> **Given request**:
Find and copy every line in the records that includes the string "hemsidan".

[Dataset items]

==============================

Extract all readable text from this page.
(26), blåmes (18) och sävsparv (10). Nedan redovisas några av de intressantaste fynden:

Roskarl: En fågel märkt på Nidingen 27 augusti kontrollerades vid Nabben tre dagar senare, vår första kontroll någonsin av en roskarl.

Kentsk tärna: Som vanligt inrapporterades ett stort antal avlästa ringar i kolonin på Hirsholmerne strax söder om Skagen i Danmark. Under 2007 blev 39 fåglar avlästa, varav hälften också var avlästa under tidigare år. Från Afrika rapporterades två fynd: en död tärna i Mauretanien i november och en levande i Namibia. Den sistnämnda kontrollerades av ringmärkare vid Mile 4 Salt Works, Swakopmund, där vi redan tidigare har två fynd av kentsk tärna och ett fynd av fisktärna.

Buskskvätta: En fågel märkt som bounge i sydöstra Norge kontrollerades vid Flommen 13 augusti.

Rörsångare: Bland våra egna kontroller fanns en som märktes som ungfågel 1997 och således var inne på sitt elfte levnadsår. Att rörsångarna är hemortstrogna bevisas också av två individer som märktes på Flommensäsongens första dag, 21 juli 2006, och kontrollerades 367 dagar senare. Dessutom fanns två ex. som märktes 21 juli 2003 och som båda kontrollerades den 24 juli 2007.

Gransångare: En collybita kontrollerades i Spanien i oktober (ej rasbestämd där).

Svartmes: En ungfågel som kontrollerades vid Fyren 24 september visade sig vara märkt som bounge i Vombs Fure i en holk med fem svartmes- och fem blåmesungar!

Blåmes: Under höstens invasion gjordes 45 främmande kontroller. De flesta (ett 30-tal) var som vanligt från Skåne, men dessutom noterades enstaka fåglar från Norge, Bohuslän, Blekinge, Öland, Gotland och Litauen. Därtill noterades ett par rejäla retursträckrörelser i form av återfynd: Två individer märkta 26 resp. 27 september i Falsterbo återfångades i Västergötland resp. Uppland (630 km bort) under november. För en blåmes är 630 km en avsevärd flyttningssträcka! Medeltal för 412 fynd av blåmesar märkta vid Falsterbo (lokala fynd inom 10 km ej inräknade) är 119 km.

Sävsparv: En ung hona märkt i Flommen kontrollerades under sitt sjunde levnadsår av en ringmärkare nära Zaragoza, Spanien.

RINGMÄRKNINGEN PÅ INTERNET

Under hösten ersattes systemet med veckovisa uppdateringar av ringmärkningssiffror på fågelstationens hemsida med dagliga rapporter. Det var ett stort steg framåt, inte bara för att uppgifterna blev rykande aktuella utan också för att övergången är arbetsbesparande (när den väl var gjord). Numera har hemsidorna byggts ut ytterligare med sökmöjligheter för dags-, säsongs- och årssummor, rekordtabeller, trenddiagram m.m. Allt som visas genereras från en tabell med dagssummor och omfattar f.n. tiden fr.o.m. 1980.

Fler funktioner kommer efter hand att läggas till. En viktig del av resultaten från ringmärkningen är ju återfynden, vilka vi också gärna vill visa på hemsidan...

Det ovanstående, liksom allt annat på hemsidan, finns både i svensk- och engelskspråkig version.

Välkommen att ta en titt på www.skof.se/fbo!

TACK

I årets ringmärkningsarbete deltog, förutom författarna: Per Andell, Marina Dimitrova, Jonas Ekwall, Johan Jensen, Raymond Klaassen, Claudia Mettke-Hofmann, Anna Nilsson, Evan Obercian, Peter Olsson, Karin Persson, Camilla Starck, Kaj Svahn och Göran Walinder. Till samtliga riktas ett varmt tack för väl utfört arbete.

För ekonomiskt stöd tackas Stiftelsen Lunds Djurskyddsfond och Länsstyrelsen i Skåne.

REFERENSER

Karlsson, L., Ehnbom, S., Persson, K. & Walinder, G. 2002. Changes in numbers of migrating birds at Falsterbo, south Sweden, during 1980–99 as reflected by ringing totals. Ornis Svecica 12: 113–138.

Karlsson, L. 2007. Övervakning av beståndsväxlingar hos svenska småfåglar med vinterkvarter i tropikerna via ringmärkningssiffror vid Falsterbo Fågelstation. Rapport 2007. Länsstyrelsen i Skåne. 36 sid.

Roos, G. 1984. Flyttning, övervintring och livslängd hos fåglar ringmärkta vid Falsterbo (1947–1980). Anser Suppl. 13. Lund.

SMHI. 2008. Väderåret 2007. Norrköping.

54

==============================

> **Output of the task**:
Fler funktioner kommer efter hand att läggas till. En viktig del av resultaten från ringmärkningen är ju återfynden, vilka vi också gärna vill visa på hemsidan...
Det ovanstående, liksom allt annat på hemsidan, finns både i svensk- och engelskspråkig version.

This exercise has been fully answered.